↓
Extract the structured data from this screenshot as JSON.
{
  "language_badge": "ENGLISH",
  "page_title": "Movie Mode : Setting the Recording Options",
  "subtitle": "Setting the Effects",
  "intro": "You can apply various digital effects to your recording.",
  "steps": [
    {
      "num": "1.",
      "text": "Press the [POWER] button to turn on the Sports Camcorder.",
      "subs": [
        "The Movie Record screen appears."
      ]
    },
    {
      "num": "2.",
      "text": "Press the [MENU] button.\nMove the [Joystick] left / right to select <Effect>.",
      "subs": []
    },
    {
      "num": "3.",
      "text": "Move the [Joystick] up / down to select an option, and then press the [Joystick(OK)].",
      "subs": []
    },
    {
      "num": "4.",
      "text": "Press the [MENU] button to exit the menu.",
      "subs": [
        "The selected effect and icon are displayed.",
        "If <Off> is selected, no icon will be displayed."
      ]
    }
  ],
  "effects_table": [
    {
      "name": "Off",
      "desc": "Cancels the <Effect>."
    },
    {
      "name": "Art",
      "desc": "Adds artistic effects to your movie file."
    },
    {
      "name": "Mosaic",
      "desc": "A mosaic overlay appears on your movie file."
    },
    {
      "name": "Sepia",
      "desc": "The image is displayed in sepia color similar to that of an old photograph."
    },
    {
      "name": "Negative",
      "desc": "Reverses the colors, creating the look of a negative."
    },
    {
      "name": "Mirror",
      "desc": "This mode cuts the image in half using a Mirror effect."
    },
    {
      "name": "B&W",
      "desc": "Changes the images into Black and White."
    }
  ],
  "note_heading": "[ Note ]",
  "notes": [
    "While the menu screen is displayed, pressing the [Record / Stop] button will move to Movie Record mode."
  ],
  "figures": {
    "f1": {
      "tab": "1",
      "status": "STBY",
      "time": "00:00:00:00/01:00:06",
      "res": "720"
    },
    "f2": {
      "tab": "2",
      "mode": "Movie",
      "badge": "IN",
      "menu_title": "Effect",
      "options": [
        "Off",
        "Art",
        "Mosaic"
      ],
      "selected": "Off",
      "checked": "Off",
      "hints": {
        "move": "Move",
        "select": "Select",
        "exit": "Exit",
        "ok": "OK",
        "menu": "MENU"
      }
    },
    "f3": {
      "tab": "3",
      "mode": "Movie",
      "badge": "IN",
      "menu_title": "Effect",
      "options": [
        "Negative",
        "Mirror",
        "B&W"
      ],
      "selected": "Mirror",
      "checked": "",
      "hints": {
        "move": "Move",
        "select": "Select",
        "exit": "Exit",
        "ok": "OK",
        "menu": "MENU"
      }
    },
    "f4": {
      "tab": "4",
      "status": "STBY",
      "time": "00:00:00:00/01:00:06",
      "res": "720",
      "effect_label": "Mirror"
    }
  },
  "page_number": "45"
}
↑
→ Written task
Give back the whole listing exactly as it reads.

→ Written solution
Extract the structured data from this screenshot as JSON.
{
  "language_badge": "ENGLISH",
  "page_title": "Movie Mode : Setting the Recording Options",
  "subtitle": "Setting the Effects",
  "intro": "You can apply various digital effects to your recording.",
  "steps": [
    {
      "num": "1.",
      "text": "Press the [POWER] button to turn on the Sports Camcorder.",
      "subs": [
        "The Movie Record screen appears."
      ]
    },
    {
      "num": "2.",
      "text": "Press the [MENU] button.\nMove the [Joystick] left / right to select <Effect>.",
      "subs": []
    },
    {
      "num": "3.",
      "text": "Move the [Joystick] up / down to select an option, and then press the [Joystick(OK)].",
      "subs": []
    },
    {
      "num": "4.",
      "text": "Press the [MENU] button to exit the menu.",
      "subs": [
        "The selected effect and icon are displayed.",
        "If <Off> is selected, no icon will be displayed."
      ]
    }
  ],
  "effects_table": [
    {
      "name": "Off",
      "desc": "Cancels the <Effect>."
    },
    {
      "name": "Art",
      "desc": "Adds artistic effects to your movie file."
    },
    {
      "name": "Mosaic",
      "desc": "A mosaic overlay appears on your movie file."
    },
    {
      "name": "Sepia",
      "desc": "The image is displayed in sepia color similar to that of an old photograph."
    },
    {
      "name": "Negative",
      "desc": "Reverses the colors, creating the look of a negative."
    },
    {
      "name": "Mirror",
      "desc": "This mode cuts the image in half using a Mirror effect."
    },
    {
      "name": "B&W",
      "desc": "Changes the images into Black and White."
    }
  ],
  "note_heading": "[ Note ]",
  "notes": [
    "While the menu screen is displayed, pressing the [Record / Stop] button will move to Movie Record mode."
  ],
  "figures": {
    "f1": {
      "tab": "1",
      "status": "STBY",
      "time": "00:00:00:00/01:00:06",
      "res": "720"
    },
    "f2": {
      "tab": "2",
      "mode": "Movie",
      "badge": "IN",
      "menu_title": "Effect",
      "options": [
        "Off",
        "Art",
        "Mosaic"
      ],
      "selected": "Off",
      "checked": "Off",
      "hints": {
        "move": "Move",
        "select": "Select",
        "exit": "Exit",
        "ok": "OK",
        "menu": "MENU"
      }
    },
    "f3": {
      "tab": "3",
      "mode": "Movie",
      "badge": "IN",
      "menu_title": "Effect",
      "options": [
        "Negative",
        "Mirror",
        "B&W"
      ],
      "selected": "Mirror",
      "checked": "",
      "hints": {
        "move": "Move",
        "select": "Select",
        "exit": "Exit",
        "ok": "OK",
        "menu": "MENU"
      }
    },
    "f4": {
      "tab": "4",
      "status": "STBY",
      "time": "00:00:00:00/01:00:06",
      "res": "720",
      "effect_label": "Mirror"
    }
  },
  "page_number": "45"
}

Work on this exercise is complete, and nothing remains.